● Brief
Exclude the pictures, then repeat the remaining data exactly.
_ _ _ _ _ _ _
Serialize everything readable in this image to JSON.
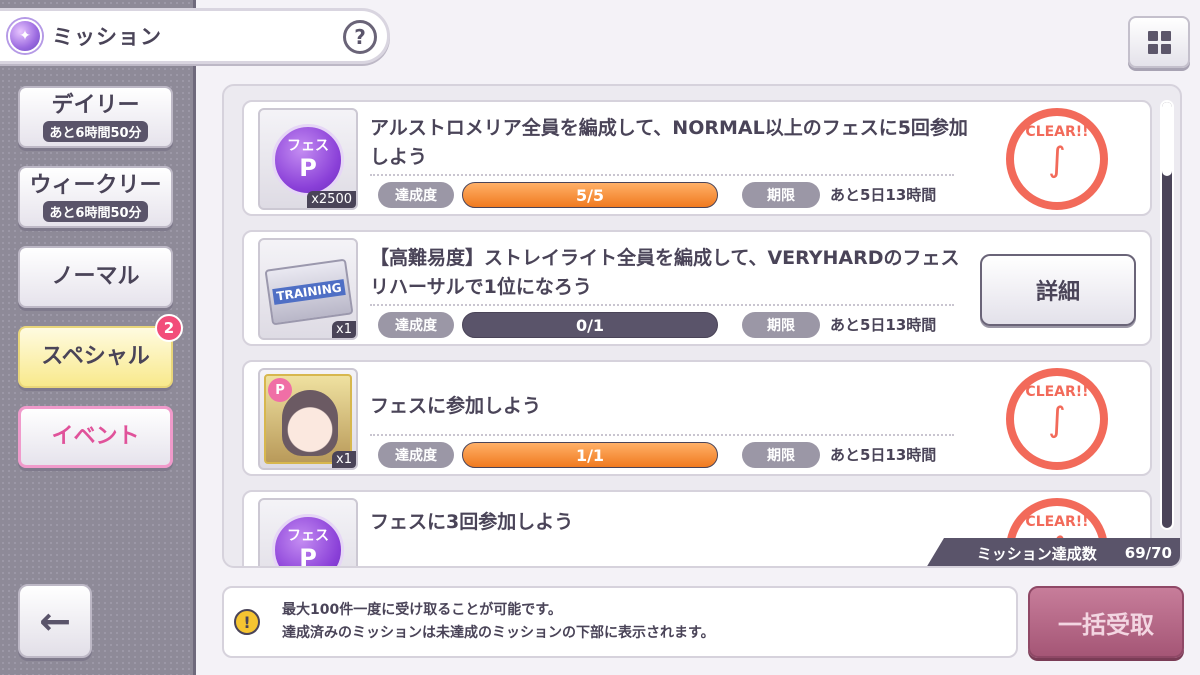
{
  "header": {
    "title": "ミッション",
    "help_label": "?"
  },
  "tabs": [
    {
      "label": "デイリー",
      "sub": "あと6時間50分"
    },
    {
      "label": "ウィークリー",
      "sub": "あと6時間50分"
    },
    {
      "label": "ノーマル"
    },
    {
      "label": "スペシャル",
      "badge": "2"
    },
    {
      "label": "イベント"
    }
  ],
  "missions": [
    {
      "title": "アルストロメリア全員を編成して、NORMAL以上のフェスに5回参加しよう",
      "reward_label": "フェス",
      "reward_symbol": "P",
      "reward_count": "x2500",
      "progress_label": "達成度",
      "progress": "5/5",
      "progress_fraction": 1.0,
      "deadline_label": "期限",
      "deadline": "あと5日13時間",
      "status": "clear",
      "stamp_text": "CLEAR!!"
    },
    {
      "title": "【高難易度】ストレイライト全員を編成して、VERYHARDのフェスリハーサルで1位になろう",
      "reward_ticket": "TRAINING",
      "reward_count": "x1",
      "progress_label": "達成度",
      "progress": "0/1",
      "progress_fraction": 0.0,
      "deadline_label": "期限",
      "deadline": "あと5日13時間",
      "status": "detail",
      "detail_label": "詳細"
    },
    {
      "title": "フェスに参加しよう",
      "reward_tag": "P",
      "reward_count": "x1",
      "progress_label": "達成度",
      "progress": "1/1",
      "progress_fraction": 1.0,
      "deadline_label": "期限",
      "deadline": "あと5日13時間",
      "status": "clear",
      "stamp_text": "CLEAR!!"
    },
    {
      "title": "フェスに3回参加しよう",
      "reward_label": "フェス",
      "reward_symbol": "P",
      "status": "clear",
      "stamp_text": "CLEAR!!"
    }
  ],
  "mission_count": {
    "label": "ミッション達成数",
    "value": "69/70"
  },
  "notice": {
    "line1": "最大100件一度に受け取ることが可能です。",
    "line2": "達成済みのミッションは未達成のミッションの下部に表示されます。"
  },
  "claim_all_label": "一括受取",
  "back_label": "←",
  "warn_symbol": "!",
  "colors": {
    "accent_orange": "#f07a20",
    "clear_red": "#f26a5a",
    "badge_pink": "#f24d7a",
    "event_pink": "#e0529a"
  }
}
_ _ _ _ _ _ _
● Final result
Serialize everything readable in this image to JSON.
{
  "header": {
    "title": "ミッション",
    "help_label": "?"
  },
  "tabs": [
    {
      "label": "デイリー",
      "sub": "あと6時間50分"
    },
    {
      "label": "ウィークリー",
      "sub": "あと6時間50分"
    },
    {
      "label": "ノーマル"
    },
    {
      "label": "スペシャル",
      "badge": "2"
    },
    {
      "label": "イベント"
    }
  ],
  "missions": [
    {
      "title": "アルストロメリア全員を編成して、NORMAL以上のフェスに5回参加しよう",
      "reward_label": "フェス",
      "reward_symbol": "P",
      "reward_count": "x2500",
      "progress_label": "達成度",
      "progress": "5/5",
      "progress_fraction": 1.0,
      "deadline_label": "期限",
      "deadline": "あと5日13時間",
      "status": "clear",
      "stamp_text": "CLEAR!!"
    },
    {
      "title": "【高難易度】ストレイライト全員を編成して、VERYHARDのフェスリハーサルで1位になろう",
      "reward_ticket": "TRAINING",
      "reward_count": "x1",
      "progress_label": "達成度",
      "progress": "0/1",
      "progress_fraction": 0.0,
      "deadline_label": "期限",
      "deadline": "あと5日13時間",
      "status": "detail",
      "detail_label": "詳細"
    },
    {
      "title": "フェスに参加しよう",
      "reward_tag": "P",
      "reward_count": "x1",
      "progress_label": "達成度",
      "progress": "1/1",
      "progress_fraction": 1.0,
      "deadline_label": "期限",
      "deadline": "あと5日13時間",
      "status": "clear",
      "stamp_text": "CLEAR!!"
    },
    {
      "title": "フェスに3回参加しよう",
      "reward_label": "フェス",
      "reward_symbol": "P",
      "status": "clear",
      "stamp_text": "CLEAR!!"
    }
  ],
  "mission_count": {
    "label": "ミッション達成数",
    "value": "69/70"
  },
  "notice": {
    "line1": "最大100件一度に受け取ることが可能です。",
    "line2": "達成済みのミッションは未達成のミッションの下部に表示されます。"
  },
  "claim_all_label": "一括受取",
  "back_label": "←",
  "warn_symbol": "!",
  "colors": {
    "accent_orange": "#f07a20",
    "clear_red": "#f26a5a",
    "badge_pink": "#f24d7a",
    "event_pink": "#e0529a"
  }
}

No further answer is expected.